**The data**:
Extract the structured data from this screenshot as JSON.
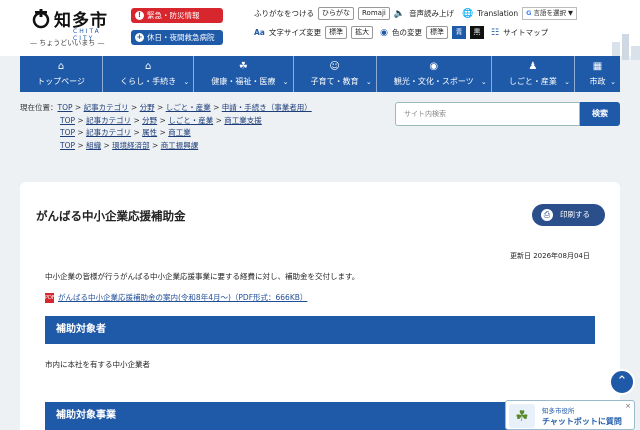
{
  "header": {
    "logo_title": "知多市",
    "logo_en": "CHITA CITY",
    "logo_tag": "— ちょうどいいまち —",
    "emergency_label": "緊急・防災情報",
    "holiday_label": "休日・夜間救急病院"
  },
  "tools": {
    "furigana_label": "ふりがなをつける",
    "hiragana": "ひらがな",
    "romaji": "Romaji",
    "speech": "音声読み上げ",
    "translation": "Translation",
    "google_select": "言語を選択",
    "fontsize_label": "文字サイズ変更",
    "size_standard": "標準",
    "size_large": "拡大",
    "color_label": "色の変更",
    "color_standard": "標準",
    "color_blue": "青",
    "color_black": "黒",
    "sitemap": "サイトマップ",
    "color_blue_hex": "#1f5aa8",
    "color_black_hex": "#111111"
  },
  "nav": [
    {
      "label": "トップページ",
      "icon": "home-icon"
    },
    {
      "label": "くらし・手続き",
      "icon": "house-icon"
    },
    {
      "label": "健康・福祉・医療",
      "icon": "health-icon"
    },
    {
      "label": "子育て・教育",
      "icon": "child-icon"
    },
    {
      "label": "観光・文化・スポーツ",
      "icon": "camera-icon"
    },
    {
      "label": "しごと・産業",
      "icon": "person-icon"
    },
    {
      "label": "市政",
      "icon": "building-icon"
    }
  ],
  "breadcrumb": {
    "current_label": "現在位置：",
    "rows": [
      [
        "TOP",
        "記事カテゴリ",
        "分野",
        "しごと・産業",
        "申請・手続き（事業者用）"
      ],
      [
        "TOP",
        "記事カテゴリ",
        "分野",
        "しごと・産業",
        "商工業支援"
      ],
      [
        "TOP",
        "記事カテゴリ",
        "属性",
        "商工業"
      ],
      [
        "TOP",
        "組織",
        "環境経済部",
        "商工振興課"
      ]
    ]
  },
  "search": {
    "placeholder": "サイト内検索",
    "button": "検索"
  },
  "article": {
    "title": "がんばる中小企業応援補助金",
    "print_label": "印刷する",
    "updated": "更新日 2026年08月04日",
    "description": "中小企業の皆様が行うがんばる中小企業応援事業に要する経費に対し、補助金を交付します。",
    "pdf_link": "がんばる中小企業応援補助金の案内(令和8年4月～)（PDF形式：666KB）",
    "pdf_icon_text": "PDF",
    "section1_title": "補助対象者",
    "section1_text": "市内に本社を有する中小企業者",
    "section2_title": "補助対象事業"
  },
  "chat": {
    "small": "知多市役所",
    "main": "チャットボットに質問"
  }
}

**Exercise description**: Repeat every record above exactly, but leave out any pictures.

**Task result**:
Extract the structured data from this screenshot as JSON.
{
  "header": {
    "logo_title": "知多市",
    "logo_en": "CHITA CITY",
    "logo_tag": "— ちょうどいいまち —",
    "emergency_label": "緊急・防災情報",
    "holiday_label": "休日・夜間救急病院"
  },
  "tools": {
    "furigana_label": "ふりがなをつける",
    "hiragana": "ひらがな",
    "romaji": "Romaji",
    "speech": "音声読み上げ",
    "translation": "Translation",
    "google_select": "言語を選択",
    "fontsize_label": "文字サイズ変更",
    "size_standard": "標準",
    "size_large": "拡大",
    "color_label": "色の変更",
    "color_standard": "標準",
    "color_blue": "青",
    "color_black": "黒",
    "sitemap": "サイトマップ",
    "color_blue_hex": "#1f5aa8",
    "color_black_hex": "#111111"
  },
  "nav": [
    {
      "label": "トップページ",
      "icon": "home-icon"
    },
    {
      "label": "くらし・手続き",
      "icon": "house-icon"
    },
    {
      "label": "健康・福祉・医療",
      "icon": "health-icon"
    },
    {
      "label": "子育て・教育",
      "icon": "child-icon"
    },
    {
      "label": "観光・文化・スポーツ",
      "icon": "camera-icon"
    },
    {
      "label": "しごと・産業",
      "icon": "person-icon"
    },
    {
      "label": "市政",
      "icon": "building-icon"
    }
  ],
  "breadcrumb": {
    "current_label": "現在位置：",
    "rows": [
      [
        "TOP",
        "記事カテゴリ",
        "分野",
        "しごと・産業",
        "申請・手続き（事業者用）"
      ],
      [
        "TOP",
        "記事カテゴリ",
        "分野",
        "しごと・産業",
        "商工業支援"
      ],
      [
        "TOP",
        "記事カテゴリ",
        "属性",
        "商工業"
      ],
      [
        "TOP",
        "組織",
        "環境経済部",
        "商工振興課"
      ]
    ]
  },
  "search": {
    "placeholder": "サイト内検索",
    "button": "検索"
  },
  "article": {
    "title": "がんばる中小企業応援補助金",
    "print_label": "印刷する",
    "updated": "更新日 2026年08月04日",
    "description": "中小企業の皆様が行うがんばる中小企業応援事業に要する経費に対し、補助金を交付します。",
    "pdf_link": "がんばる中小企業応援補助金の案内(令和8年4月～)（PDF形式：666KB）",
    "pdf_icon_text": "PDF",
    "section1_title": "補助対象者",
    "section1_text": "市内に本社を有する中小企業者",
    "section2_title": "補助対象事業"
  },
  "chat": {
    "small": "知多市役所",
    "main": "チャットボットに質問"
  }
}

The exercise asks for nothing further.